- **REQUIRED TASK**: Could you print all the entries exactly?
--- Start ---
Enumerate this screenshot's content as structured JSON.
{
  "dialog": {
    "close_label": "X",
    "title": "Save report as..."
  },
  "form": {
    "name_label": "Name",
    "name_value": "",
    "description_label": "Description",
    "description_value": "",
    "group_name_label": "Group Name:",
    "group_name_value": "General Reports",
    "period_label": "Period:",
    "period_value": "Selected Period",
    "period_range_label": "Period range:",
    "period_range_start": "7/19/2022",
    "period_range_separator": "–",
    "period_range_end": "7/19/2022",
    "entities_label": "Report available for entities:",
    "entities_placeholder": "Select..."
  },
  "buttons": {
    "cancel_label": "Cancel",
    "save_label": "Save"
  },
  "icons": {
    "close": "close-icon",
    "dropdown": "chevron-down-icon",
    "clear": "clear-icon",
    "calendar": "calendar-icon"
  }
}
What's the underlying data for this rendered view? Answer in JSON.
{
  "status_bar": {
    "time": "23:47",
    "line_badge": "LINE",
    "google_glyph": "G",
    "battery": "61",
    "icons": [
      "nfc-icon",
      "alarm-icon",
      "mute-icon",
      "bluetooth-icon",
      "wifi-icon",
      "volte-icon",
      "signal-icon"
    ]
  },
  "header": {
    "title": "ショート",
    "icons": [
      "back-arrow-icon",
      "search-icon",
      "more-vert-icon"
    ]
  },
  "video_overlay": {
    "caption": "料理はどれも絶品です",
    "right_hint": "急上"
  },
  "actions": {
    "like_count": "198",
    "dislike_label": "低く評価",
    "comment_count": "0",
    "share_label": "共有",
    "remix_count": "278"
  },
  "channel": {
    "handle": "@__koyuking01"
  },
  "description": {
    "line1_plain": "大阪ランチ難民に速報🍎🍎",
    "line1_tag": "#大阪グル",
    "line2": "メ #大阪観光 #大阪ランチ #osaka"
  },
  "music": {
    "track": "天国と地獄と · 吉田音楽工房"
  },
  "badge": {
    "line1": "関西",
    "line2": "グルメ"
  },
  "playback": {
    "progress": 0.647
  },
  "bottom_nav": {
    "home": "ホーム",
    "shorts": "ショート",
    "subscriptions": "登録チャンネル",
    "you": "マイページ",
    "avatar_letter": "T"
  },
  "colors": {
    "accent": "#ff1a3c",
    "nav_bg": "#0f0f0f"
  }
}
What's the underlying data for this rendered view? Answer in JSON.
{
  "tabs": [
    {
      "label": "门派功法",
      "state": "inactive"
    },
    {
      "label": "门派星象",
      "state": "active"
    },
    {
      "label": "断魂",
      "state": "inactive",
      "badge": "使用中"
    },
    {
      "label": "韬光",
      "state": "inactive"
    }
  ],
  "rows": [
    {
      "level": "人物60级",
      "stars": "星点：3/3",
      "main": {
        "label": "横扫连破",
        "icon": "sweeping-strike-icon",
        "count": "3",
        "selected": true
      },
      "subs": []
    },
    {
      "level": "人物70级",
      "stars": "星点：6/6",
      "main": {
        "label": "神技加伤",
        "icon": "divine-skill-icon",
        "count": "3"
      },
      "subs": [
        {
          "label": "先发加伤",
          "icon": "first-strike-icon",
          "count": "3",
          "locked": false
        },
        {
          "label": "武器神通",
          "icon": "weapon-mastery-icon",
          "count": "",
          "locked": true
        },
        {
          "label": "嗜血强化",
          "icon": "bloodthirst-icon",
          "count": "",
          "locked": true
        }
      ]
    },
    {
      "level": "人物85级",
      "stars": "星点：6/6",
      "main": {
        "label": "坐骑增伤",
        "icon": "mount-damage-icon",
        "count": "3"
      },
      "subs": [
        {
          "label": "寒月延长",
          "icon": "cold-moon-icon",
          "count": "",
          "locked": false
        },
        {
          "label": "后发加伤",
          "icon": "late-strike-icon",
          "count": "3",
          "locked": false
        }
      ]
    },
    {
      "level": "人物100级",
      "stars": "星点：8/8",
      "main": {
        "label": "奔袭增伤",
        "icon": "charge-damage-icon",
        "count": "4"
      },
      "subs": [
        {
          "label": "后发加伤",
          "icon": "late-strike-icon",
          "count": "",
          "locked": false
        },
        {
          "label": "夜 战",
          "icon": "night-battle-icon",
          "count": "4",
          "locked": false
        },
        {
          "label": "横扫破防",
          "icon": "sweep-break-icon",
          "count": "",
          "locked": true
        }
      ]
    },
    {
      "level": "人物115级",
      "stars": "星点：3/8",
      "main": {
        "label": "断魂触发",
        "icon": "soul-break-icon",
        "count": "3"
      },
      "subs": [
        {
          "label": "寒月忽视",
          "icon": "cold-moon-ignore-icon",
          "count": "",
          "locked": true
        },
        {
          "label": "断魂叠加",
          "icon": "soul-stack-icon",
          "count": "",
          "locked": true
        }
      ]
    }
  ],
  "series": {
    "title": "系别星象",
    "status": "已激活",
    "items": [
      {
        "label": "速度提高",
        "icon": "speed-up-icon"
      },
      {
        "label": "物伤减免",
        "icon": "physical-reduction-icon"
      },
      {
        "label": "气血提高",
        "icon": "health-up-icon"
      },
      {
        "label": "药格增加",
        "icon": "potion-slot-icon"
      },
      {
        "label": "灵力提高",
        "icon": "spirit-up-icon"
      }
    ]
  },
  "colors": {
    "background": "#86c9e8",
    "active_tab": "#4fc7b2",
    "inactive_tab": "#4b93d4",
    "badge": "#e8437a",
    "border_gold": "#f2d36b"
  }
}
--- End ---
- **RESPONSE**:
Enumerate this screenshot's content as structured JSON.
{
  "dialog": {
    "close_label": "X",
    "title": "Save report as..."
  },
  "form": {
    "name_label": "Name",
    "name_value": "",
    "description_label": "Description",
    "description_value": "",
    "group_name_label": "Group Name:",
    "group_name_value": "General Reports",
    "period_label": "Period:",
    "period_value": "Selected Period",
    "period_range_label": "Period range:",
    "period_range_start": "7/19/2022",
    "period_range_separator": "–",
    "period_range_end": "7/19/2022",
    "entities_label": "Report available for entities:",
    "entities_placeholder": "Select..."
  },
  "buttons": {
    "cancel_label": "Cancel",
    "save_label": "Save"
  },
  "icons": {
    "close": "close-icon",
    "dropdown": "chevron-down-icon",
    "clear": "clear-icon",
    "calendar": "calendar-icon"
  }
}
What's the underlying data for this rendered view? Answer in JSON.
{
  "status_bar": {
    "time": "23:47",
    "line_badge": "LINE",
    "google_glyph": "G",
    "battery": "61",
    "icons": [
      "nfc-icon",
      "alarm-icon",
      "mute-icon",
      "bluetooth-icon",
      "wifi-icon",
      "volte-icon",
      "signal-icon"
    ]
  },
  "header": {
    "title": "ショート",
    "icons": [
      "back-arrow-icon",
      "search-icon",
      "more-vert-icon"
    ]
  },
  "video_overlay": {
    "caption": "料理はどれも絶品です",
    "right_hint": "急上"
  },
  "actions": {
    "like_count": "198",
    "dislike_label": "低く評価",
    "comment_count": "0",
    "share_label": "共有",
    "remix_count": "278"
  },
  "channel": {
    "handle": "@__koyuking01"
  },
  "description": {
    "line1_plain": "大阪ランチ難民に速報🍎🍎",
    "line1_tag": "#大阪グル",
    "line2": "メ #大阪観光 #大阪ランチ #osaka"
  },
  "music": {
    "track": "天国と地獄と · 吉田音楽工房"
  },
  "badge": {
    "line1": "関西",
    "line2": "グルメ"
  },
  "playback": {
    "progress": 0.647
  },
  "bottom_nav": {
    "home": "ホーム",
    "shorts": "ショート",
    "subscriptions": "登録チャンネル",
    "you": "マイページ",
    "avatar_letter": "T"
  },
  "colors": {
    "accent": "#ff1a3c",
    "nav_bg": "#0f0f0f"
  }
}
What's the underlying data for this rendered view? Answer in JSON.
{
  "tabs": [
    {
      "label": "门派功法",
      "state": "inactive"
    },
    {
      "label": "门派星象",
      "state": "active"
    },
    {
      "label": "断魂",
      "state": "inactive",
      "badge": "使用中"
    },
    {
      "label": "韬光",
      "state": "inactive"
    }
  ],
  "rows": [
    {
      "level": "人物60级",
      "stars": "星点：3/3",
      "main": {
        "label": "横扫连破",
        "icon": "sweeping-strike-icon",
        "count": "3",
        "selected": true
      },
      "subs": []
    },
    {
      "level": "人物70级",
      "stars": "星点：6/6",
      "main": {
        "label": "神技加伤",
        "icon": "divine-skill-icon",
        "count": "3"
      },
      "subs": [
        {
          "label": "先发加伤",
          "icon": "first-strike-icon",
          "count": "3",
          "locked": false
        },
        {
          "label": "武器神通",
          "icon": "weapon-mastery-icon",
          "count": "",
          "locked": true
        },
        {
          "label": "嗜血强化",
          "icon": "bloodthirst-icon",
          "count": "",
          "locked": true
        }
      ]
    },
    {
      "level": "人物85级",
      "stars": "星点：6/6",
      "main": {
        "label": "坐骑增伤",
        "icon": "mount-damage-icon",
        "count": "3"
      },
      "subs": [
        {
          "label": "寒月延长",
          "icon": "cold-moon-icon",
          "count": "",
          "locked": false
        },
        {
          "label": "后发加伤",
          "icon": "late-strike-icon",
          "count": "3",
          "locked": false
        }
      ]
    },
    {
      "level": "人物100级",
      "stars": "星点：8/8",
      "main": {
        "label": "奔袭增伤",
        "icon": "charge-damage-icon",
        "count": "4"
      },
      "subs": [
        {
          "label": "后发加伤",
          "icon": "late-strike-icon",
          "count": "",
          "locked": false
        },
        {
          "label": "夜 战",
          "icon": "night-battle-icon",
          "count": "4",
          "locked": false
        },
        {
          "label": "横扫破防",
          "icon": "sweep-break-icon",
          "count": "",
          "locked": true
        }
      ]
    },
    {
      "level": "人物115级",
      "stars": "星点：3/8",
      "main": {
        "label": "断魂触发",
        "icon": "soul-break-icon",
        "count": "3"
      },
      "subs": [
        {
          "label": "寒月忽视",
          "icon": "cold-moon-ignore-icon",
          "count": "",
          "locked": true
        },
        {
          "label": "断魂叠加",
          "icon": "soul-stack-icon",
          "count": "",
          "locked": true
        }
      ]
    }
  ],
  "series": {
    "title": "系别星象",
    "status": "已激活",
    "items": [
      {
        "label": "速度提高",
        "icon": "speed-up-icon"
      },
      {
        "label": "物伤减免",
        "icon": "physical-reduction-icon"
      },
      {
        "label": "气血提高",
        "icon": "health-up-icon"
      },
      {
        "label": "药格增加",
        "icon": "potion-slot-icon"
      },
      {
        "label": "灵力提高",
        "icon": "spirit-up-icon"
      }
    ]
  },
  "colors": {
    "background": "#86c9e8",
    "active_tab": "#4fc7b2",
    "inactive_tab": "#4b93d4",
    "badge": "#e8437a",
    "border_gold": "#f2d36b"
  }
}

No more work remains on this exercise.